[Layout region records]
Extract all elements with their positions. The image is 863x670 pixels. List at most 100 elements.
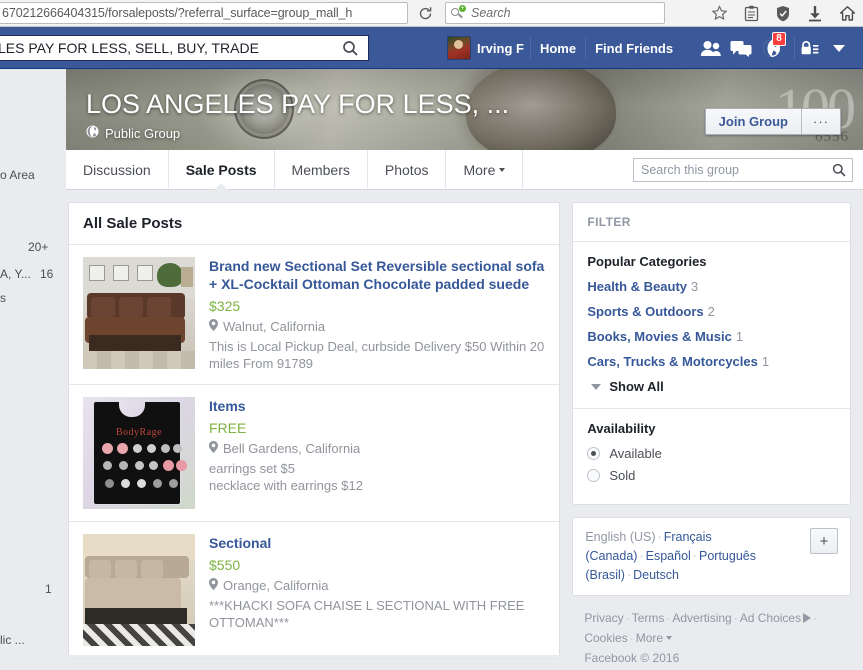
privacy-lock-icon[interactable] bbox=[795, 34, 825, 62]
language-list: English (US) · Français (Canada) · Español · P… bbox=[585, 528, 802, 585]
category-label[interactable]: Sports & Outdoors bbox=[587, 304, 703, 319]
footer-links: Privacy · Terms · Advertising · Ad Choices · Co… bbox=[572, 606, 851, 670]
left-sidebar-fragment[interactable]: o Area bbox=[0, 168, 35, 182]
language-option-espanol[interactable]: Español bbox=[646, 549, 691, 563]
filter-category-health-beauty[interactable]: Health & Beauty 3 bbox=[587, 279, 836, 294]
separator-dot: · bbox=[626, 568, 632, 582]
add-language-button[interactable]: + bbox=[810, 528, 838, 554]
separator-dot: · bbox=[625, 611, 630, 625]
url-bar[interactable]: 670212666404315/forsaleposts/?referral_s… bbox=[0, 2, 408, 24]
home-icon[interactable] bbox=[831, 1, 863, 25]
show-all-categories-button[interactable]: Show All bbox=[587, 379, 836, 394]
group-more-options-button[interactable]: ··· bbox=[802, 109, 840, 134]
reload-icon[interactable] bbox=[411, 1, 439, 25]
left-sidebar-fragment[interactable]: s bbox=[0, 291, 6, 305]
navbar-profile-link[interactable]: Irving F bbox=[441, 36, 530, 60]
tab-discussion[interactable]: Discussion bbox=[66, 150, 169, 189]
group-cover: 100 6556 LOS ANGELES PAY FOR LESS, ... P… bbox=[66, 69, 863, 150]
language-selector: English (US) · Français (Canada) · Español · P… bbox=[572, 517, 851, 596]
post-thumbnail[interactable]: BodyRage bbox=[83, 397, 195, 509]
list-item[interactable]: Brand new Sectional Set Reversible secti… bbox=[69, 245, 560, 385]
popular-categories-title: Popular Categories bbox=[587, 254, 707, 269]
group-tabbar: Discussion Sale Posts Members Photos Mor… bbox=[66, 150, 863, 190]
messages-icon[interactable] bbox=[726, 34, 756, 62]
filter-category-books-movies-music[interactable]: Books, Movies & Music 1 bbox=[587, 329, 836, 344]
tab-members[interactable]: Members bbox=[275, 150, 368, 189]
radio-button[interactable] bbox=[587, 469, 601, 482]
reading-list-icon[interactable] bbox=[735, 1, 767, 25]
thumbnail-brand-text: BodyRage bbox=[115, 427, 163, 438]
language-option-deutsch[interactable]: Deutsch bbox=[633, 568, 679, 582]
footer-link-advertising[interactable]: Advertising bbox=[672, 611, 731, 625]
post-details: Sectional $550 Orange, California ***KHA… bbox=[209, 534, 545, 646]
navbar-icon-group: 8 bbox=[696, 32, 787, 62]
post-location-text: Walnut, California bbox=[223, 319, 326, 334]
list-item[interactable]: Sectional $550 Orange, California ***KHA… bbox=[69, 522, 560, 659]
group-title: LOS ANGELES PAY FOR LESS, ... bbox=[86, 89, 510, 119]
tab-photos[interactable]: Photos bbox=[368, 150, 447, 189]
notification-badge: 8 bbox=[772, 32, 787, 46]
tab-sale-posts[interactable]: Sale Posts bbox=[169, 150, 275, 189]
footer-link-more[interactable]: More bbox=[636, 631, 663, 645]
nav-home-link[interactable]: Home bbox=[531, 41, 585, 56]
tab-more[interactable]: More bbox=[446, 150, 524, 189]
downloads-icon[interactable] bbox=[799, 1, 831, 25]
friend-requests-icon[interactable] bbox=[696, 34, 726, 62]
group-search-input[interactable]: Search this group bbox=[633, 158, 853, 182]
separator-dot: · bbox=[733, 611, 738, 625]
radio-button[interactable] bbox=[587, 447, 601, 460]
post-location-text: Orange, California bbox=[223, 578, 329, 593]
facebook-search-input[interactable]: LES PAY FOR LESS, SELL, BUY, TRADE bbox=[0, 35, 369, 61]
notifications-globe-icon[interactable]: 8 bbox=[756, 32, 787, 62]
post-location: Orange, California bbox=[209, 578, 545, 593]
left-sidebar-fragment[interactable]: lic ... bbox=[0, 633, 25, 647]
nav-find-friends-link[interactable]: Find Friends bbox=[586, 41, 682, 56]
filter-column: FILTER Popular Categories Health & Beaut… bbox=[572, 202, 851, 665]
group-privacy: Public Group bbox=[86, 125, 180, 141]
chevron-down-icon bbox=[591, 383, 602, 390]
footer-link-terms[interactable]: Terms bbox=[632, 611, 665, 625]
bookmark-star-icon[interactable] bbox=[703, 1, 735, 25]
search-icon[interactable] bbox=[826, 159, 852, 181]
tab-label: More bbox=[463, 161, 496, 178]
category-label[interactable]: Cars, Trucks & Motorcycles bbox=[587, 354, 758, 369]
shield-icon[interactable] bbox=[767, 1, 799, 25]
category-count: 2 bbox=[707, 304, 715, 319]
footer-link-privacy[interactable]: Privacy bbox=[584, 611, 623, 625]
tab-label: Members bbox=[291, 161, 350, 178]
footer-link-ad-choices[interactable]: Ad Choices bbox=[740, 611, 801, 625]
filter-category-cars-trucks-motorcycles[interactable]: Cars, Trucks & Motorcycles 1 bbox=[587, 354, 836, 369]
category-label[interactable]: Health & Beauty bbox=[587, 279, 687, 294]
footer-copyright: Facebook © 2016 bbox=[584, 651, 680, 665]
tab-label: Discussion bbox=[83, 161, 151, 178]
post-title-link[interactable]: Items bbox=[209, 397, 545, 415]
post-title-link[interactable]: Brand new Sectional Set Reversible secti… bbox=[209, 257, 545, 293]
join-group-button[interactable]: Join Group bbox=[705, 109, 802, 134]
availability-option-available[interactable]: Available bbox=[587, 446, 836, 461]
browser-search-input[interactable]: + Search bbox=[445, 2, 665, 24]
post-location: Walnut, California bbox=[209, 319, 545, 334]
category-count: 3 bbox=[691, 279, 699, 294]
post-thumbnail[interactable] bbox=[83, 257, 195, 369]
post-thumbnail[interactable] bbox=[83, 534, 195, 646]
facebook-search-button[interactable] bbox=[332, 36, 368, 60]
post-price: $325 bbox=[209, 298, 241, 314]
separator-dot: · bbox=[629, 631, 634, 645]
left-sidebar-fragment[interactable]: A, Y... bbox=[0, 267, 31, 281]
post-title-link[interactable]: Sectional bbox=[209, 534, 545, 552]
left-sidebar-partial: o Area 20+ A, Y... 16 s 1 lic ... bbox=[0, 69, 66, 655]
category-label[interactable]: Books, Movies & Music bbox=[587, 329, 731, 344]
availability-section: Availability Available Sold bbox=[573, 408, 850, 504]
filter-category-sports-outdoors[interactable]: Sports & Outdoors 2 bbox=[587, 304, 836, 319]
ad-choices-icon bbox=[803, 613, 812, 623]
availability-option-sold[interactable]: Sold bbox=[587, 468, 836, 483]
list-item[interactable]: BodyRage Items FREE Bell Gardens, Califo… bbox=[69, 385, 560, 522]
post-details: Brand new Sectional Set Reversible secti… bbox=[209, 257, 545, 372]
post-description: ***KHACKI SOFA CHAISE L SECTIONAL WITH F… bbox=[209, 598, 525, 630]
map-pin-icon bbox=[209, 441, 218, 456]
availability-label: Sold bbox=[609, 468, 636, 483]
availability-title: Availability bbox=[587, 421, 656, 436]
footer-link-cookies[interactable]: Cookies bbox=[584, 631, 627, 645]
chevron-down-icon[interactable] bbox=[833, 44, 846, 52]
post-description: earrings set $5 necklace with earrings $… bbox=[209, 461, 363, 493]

==

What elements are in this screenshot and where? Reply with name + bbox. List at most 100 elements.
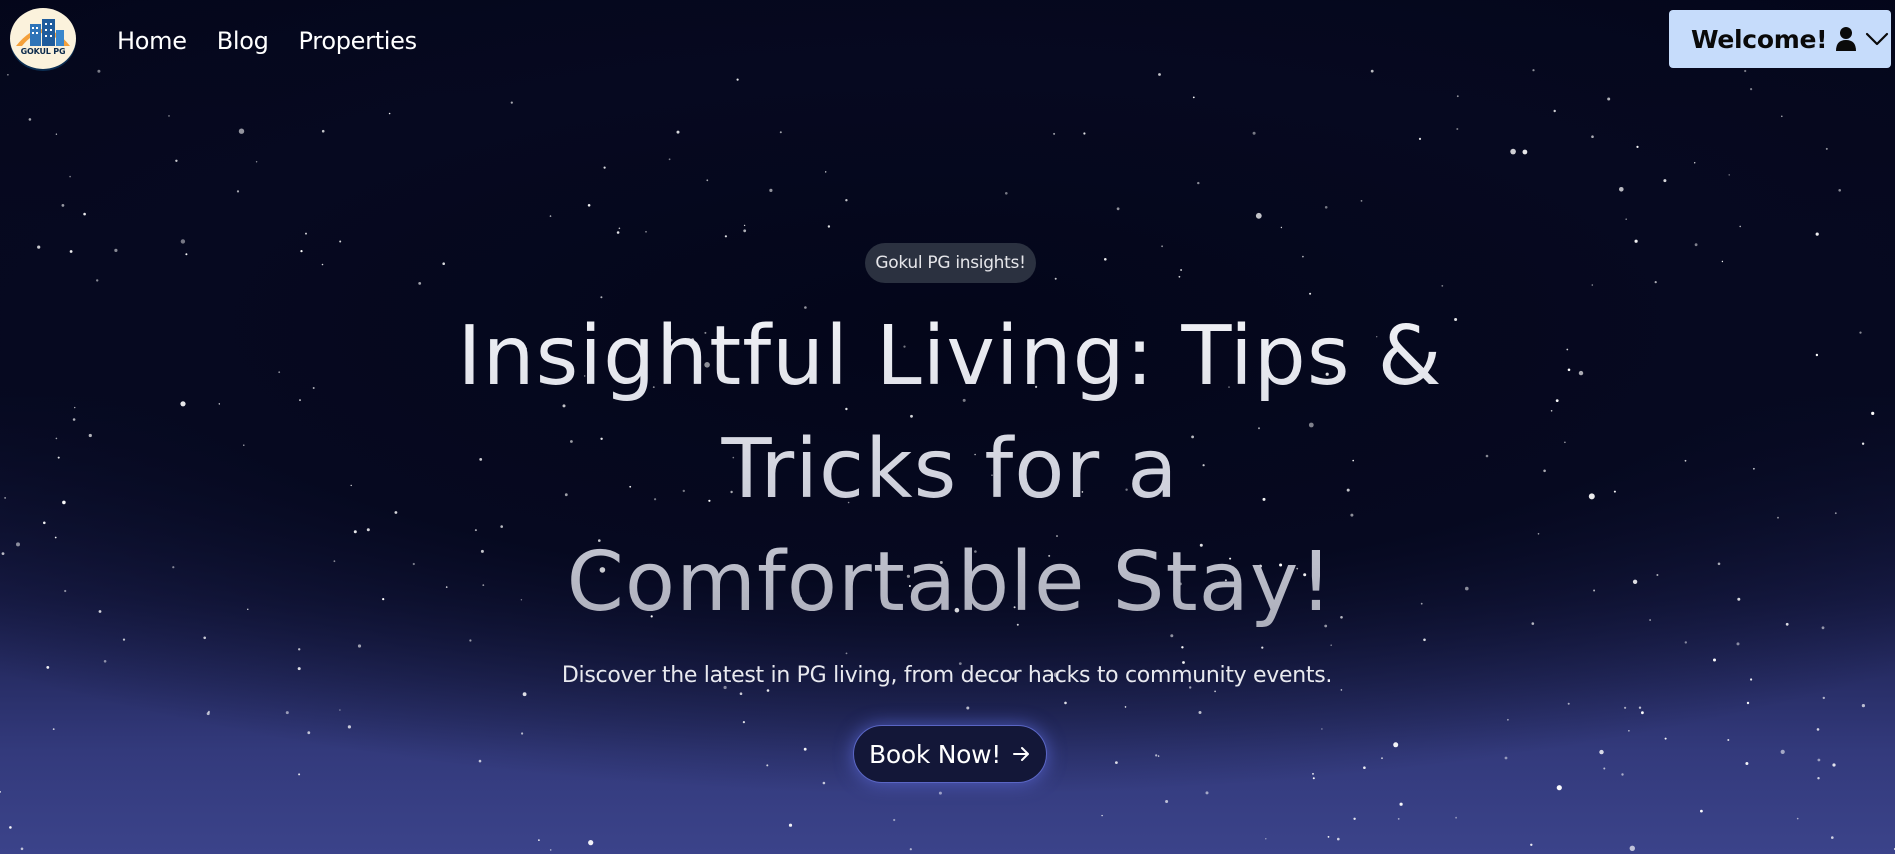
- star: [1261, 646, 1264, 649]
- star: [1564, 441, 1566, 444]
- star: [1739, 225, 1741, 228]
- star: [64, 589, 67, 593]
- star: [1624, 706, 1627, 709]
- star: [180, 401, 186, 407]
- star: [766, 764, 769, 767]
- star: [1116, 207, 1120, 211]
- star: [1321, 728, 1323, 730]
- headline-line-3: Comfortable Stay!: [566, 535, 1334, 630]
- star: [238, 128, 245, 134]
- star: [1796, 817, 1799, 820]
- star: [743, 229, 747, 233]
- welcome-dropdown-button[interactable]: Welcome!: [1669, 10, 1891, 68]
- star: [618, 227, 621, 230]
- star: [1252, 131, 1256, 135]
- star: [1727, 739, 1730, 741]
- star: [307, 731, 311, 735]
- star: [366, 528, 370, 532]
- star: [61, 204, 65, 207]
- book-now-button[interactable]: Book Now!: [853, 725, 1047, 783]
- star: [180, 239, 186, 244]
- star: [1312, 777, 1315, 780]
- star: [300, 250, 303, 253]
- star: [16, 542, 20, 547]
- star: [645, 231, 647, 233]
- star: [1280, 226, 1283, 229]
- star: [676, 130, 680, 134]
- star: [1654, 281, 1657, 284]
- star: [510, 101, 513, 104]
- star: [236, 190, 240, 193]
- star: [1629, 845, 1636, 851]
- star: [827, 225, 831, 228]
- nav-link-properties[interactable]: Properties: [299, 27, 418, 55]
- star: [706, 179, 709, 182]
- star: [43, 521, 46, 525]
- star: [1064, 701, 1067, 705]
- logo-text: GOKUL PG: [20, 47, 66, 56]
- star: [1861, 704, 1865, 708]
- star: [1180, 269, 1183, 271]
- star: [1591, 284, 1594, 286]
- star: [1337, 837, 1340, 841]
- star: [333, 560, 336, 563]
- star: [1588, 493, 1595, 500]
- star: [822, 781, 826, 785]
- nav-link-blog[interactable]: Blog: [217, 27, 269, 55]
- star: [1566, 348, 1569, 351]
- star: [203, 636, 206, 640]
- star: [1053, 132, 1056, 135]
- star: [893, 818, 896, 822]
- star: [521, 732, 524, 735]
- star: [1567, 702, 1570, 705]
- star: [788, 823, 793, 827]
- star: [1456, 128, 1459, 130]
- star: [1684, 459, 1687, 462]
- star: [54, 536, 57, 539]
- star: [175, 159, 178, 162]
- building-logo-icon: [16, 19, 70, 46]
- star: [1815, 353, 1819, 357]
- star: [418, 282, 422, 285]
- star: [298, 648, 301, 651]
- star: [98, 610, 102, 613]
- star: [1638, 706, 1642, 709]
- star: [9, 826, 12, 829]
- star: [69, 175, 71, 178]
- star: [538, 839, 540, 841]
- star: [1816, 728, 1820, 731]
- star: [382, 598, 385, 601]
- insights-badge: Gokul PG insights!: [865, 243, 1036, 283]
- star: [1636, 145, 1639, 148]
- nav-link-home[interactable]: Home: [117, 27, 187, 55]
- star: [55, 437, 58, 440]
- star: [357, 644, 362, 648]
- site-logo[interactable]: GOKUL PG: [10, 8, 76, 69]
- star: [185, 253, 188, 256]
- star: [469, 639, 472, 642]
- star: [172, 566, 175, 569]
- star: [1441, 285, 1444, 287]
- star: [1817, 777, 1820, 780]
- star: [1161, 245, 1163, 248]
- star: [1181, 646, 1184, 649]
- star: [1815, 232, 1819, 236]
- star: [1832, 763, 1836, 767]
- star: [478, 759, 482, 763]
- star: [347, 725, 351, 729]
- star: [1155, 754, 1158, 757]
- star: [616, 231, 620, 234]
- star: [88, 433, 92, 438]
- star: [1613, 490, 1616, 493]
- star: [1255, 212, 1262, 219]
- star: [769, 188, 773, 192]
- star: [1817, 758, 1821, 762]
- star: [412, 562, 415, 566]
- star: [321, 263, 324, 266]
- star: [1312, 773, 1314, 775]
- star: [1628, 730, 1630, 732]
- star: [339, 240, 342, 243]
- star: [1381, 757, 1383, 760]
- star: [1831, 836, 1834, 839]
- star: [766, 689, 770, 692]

==

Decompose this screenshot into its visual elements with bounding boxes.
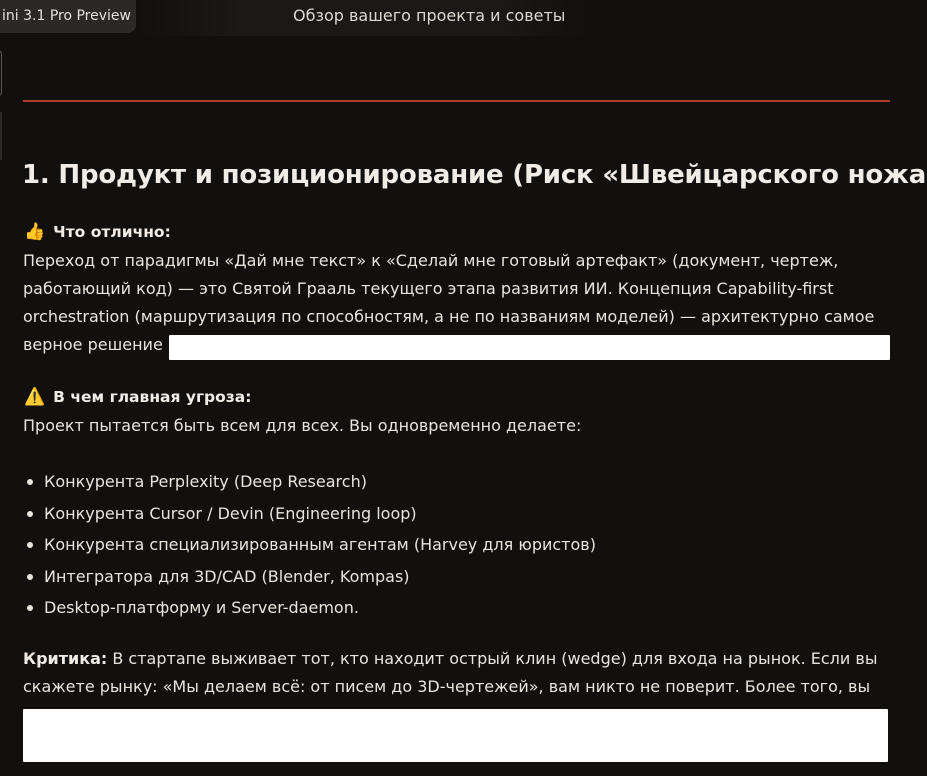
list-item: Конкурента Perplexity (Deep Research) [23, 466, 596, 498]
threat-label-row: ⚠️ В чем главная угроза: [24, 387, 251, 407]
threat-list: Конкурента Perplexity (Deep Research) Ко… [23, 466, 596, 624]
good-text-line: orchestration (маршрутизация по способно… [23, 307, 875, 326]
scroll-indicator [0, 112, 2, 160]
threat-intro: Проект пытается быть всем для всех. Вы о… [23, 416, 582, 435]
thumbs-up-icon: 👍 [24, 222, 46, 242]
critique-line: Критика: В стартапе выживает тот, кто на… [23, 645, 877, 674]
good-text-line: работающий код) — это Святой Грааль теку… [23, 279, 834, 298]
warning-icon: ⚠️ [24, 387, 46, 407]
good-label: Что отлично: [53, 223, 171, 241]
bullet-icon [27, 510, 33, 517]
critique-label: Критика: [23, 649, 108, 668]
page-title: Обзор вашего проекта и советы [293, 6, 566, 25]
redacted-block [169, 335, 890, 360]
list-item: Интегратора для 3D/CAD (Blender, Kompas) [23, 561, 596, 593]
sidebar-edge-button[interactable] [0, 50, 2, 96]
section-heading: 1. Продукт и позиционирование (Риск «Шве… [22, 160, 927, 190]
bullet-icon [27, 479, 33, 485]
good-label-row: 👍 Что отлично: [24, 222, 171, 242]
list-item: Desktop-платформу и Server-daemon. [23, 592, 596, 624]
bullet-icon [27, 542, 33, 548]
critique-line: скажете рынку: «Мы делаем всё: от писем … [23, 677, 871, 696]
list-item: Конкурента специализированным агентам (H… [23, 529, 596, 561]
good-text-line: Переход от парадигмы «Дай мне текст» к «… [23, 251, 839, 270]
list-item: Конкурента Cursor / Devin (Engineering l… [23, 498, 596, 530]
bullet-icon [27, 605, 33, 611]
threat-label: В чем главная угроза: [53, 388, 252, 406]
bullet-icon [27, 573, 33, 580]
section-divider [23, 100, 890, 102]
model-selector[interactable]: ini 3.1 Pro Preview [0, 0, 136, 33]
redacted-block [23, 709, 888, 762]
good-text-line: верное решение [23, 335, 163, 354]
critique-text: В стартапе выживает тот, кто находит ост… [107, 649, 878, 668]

## What is required
Rewrite the records above, from the line containing "- star: [1261, 646, 1264, 649]" through the line containing "- star: [1638, 706, 1642, 709]", as a JSON list of strings with one string per line, leaving out any blank lines.

## Exercise response
[
  "- star: [1261, 646, 1264, 649]",
  "- star: [1564, 441, 1566, 444]",
  "- star: [1739, 225, 1741, 228]",
  "- star: [64, 589, 67, 593]",
  "- star: [1624, 706, 1627, 709]",
  "- star: [180, 401, 186, 407]",
  "- star: [766, 764, 769, 767]",
  "- star: [1116, 207, 1120, 211]",
  "- star: [1321, 728, 1323, 730]",
  "- headline-line-3: Comfortable Stay!: [566, 535, 1334, 630]",
  "- star: [238, 128, 245, 134]",
  "- star: [1796, 817, 1799, 820]",
  "- star: [743, 229, 747, 233]",
  "- welcome-dropdown-button[interactable]: Welcome!: [1669, 10, 1891, 68]",
  "- star: [618, 227, 621, 230]",
  "- star: [1252, 131, 1256, 135]",
  "- star: [1727, 739, 1730, 741]",
  "- star: [307, 731, 311, 735]",
  "- star: [366, 528, 370, 532]",
  "- star: [61, 204, 65, 207]",
  "- book-now-button[interactable]: Book Now!: [853, 725, 1047, 783]",
  "- star: [180, 239, 186, 244]",
  "- star: [1312, 777, 1315, 780]",
  "- star: [300, 250, 303, 253]",
  "- star: [16, 542, 20, 547]",
  "- star: [645, 231, 647, 233]",
  "- star: [1280, 226, 1283, 229]",
  "- star: [676, 130, 680, 134]",
  "- star: [1654, 281, 1657, 284]",
  "- star: [510, 101, 513, 104]",
  "- star: [236, 190, 240, 193]",
  "- star: [1629, 845, 1636, 851]",
  "- star: [827, 225, 831, 228]",
  "- nav-link-properties[interactable]: Properties: [299, 27, 418, 55]",
  "- star: [706, 179, 709, 182]",
  "- star: [43, 521, 46, 525]",
  "- star: [1064, 701, 1067, 705]",
  "- logo-text: GOKUL PG: [20, 47, 66, 56]",
  "- star: [1861, 704, 1865, 708]",
  "- star: [1180, 269, 1183, 271]",
  "- star: [1591, 284, 1594, 286]",
  "- star: [1337, 837, 1340, 841]",
  "- star: [333, 560, 336, 563]",
  "- star: [1588, 493, 1595, 500]",
  "- star: [822, 781, 826, 785]",
  "- nav-link-blog[interactable]: Blog: [217, 27, 269, 55]",
  "- star: [1566, 348, 1569, 351]",
  "- star: [203, 636, 206, 640]",
  "- star: [1053, 132, 1056, 135]",
  "- star: [893, 818, 896, 822]",
  "- star: [521, 732, 524, 735]",
  "- star: [1567, 702, 1570, 705]",
  "- star: [788, 823, 793, 827]",
  "- star: [1456, 128, 1459, 130]",
  "- star: [1684, 459, 1687, 462]",
  "- star: [54, 536, 57, 539]",
  "- star: [175, 159, 178, 162]",
  "- building-logo-icon: [16, 19, 70, 46]",
  "- star: [1815, 353, 1819, 357]",
  "- star: [418, 282, 422, 285]",
  "- star: [298, 648, 301, 651]",
  "- star: [98, 610, 102, 613]",
  "- star: [1638, 706, 1642, 709]"
]